◆ PROBLEM REQUIREMENTS
Type out the complete listing below word for word, without its pictures.

◆ STORED ROWS
=====

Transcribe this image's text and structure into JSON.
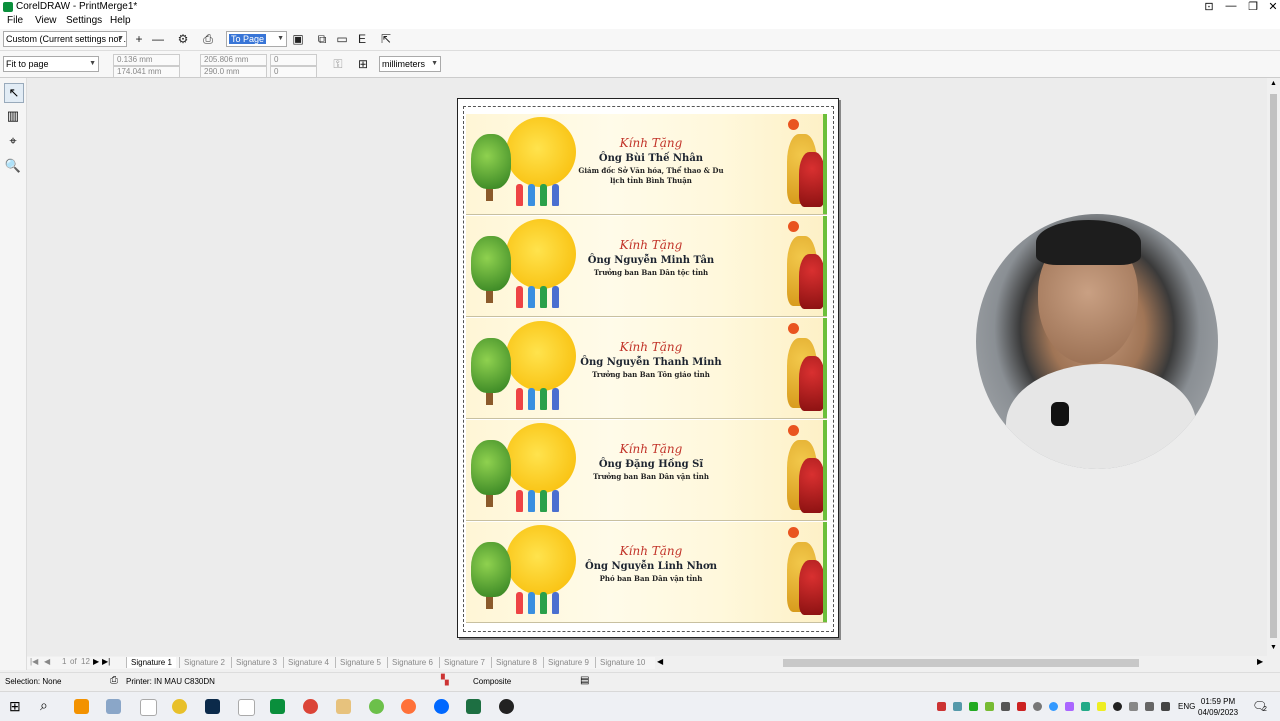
{
  "window": {
    "title": "CorelDRAW - PrintMerge1*"
  },
  "menu": [
    "File",
    "View",
    "Settings",
    "Help"
  ],
  "toolbar1": {
    "preset": "Custom (Current settings not ...",
    "fit_mode": "To Page"
  },
  "toolbar2": {
    "zoom": "Fit to page",
    "pos_x": "0.136 mm",
    "pos_y": "174.041 mm",
    "width": "205.806 mm",
    "height": "290.0 mm",
    "angle1": "0",
    "angle2": "0",
    "units": "millimeters"
  },
  "cards": [
    {
      "greeting": "Kính Tặng",
      "name": "Ông Bùi Thế Nhân",
      "role": "Giám đốc Sở Văn hóa, Thể thao & Du lịch tỉnh Bình Thuận"
    },
    {
      "greeting": "Kính Tặng",
      "name": "Ông Nguyễn Minh Tân",
      "role": "Trưởng ban Ban Dân tộc tỉnh"
    },
    {
      "greeting": "Kính Tặng",
      "name": "Ông Nguyễn Thanh Minh",
      "role": "Trưởng ban Ban Tôn giáo tỉnh"
    },
    {
      "greeting": "Kính Tặng",
      "name": "Ông Đặng Hồng Sĩ",
      "role": "Trưởng ban Ban Dân vận tỉnh"
    },
    {
      "greeting": "Kính Tặng",
      "name": "Ông Nguyễn Linh Nhơn",
      "role": "Phó ban Ban Dân vận tỉnh"
    }
  ],
  "pager": {
    "current": "1",
    "of_label": "of",
    "total": "12"
  },
  "signature_tabs": [
    "Signature 1",
    "Signature 2",
    "Signature 3",
    "Signature 4",
    "Signature 5",
    "Signature 6",
    "Signature 7",
    "Signature 8",
    "Signature 9",
    "Signature 10"
  ],
  "status": {
    "selection": "Selection: None",
    "printer": "Printer: IN MAU C830DN",
    "mode": "Composite"
  },
  "taskbar": {
    "lang": "ENG",
    "time": "01:59 PM",
    "date": "04/09/2023",
    "notification_count": "2"
  }
}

=====

◆ RESPONSE TO THE TASK
Transcribe this image's text and structure into JSON.
{
  "window": {
    "title": "CorelDRAW - PrintMerge1*"
  },
  "menu": [
    "File",
    "View",
    "Settings",
    "Help"
  ],
  "toolbar1": {
    "preset": "Custom (Current settings not ...",
    "fit_mode": "To Page"
  },
  "toolbar2": {
    "zoom": "Fit to page",
    "pos_x": "0.136 mm",
    "pos_y": "174.041 mm",
    "width": "205.806 mm",
    "height": "290.0 mm",
    "angle1": "0",
    "angle2": "0",
    "units": "millimeters"
  },
  "cards": [
    {
      "greeting": "Kính Tặng",
      "name": "Ông Bùi Thế Nhân",
      "role": "Giám đốc Sở Văn hóa, Thể thao & Du lịch tỉnh Bình Thuận"
    },
    {
      "greeting": "Kính Tặng",
      "name": "Ông Nguyễn Minh Tân",
      "role": "Trưởng ban Ban Dân tộc tỉnh"
    },
    {
      "greeting": "Kính Tặng",
      "name": "Ông Nguyễn Thanh Minh",
      "role": "Trưởng ban Ban Tôn giáo tỉnh"
    },
    {
      "greeting": "Kính Tặng",
      "name": "Ông Đặng Hồng Sĩ",
      "role": "Trưởng ban Ban Dân vận tỉnh"
    },
    {
      "greeting": "Kính Tặng",
      "name": "Ông Nguyễn Linh Nhơn",
      "role": "Phó ban Ban Dân vận tỉnh"
    }
  ],
  "pager": {
    "current": "1",
    "of_label": "of",
    "total": "12"
  },
  "signature_tabs": [
    "Signature 1",
    "Signature 2",
    "Signature 3",
    "Signature 4",
    "Signature 5",
    "Signature 6",
    "Signature 7",
    "Signature 8",
    "Signature 9",
    "Signature 10"
  ],
  "status": {
    "selection": "Selection: None",
    "printer": "Printer: IN MAU C830DN",
    "mode": "Composite"
  },
  "taskbar": {
    "lang": "ENG",
    "time": "01:59 PM",
    "date": "04/09/2023",
    "notification_count": "2"
  }
}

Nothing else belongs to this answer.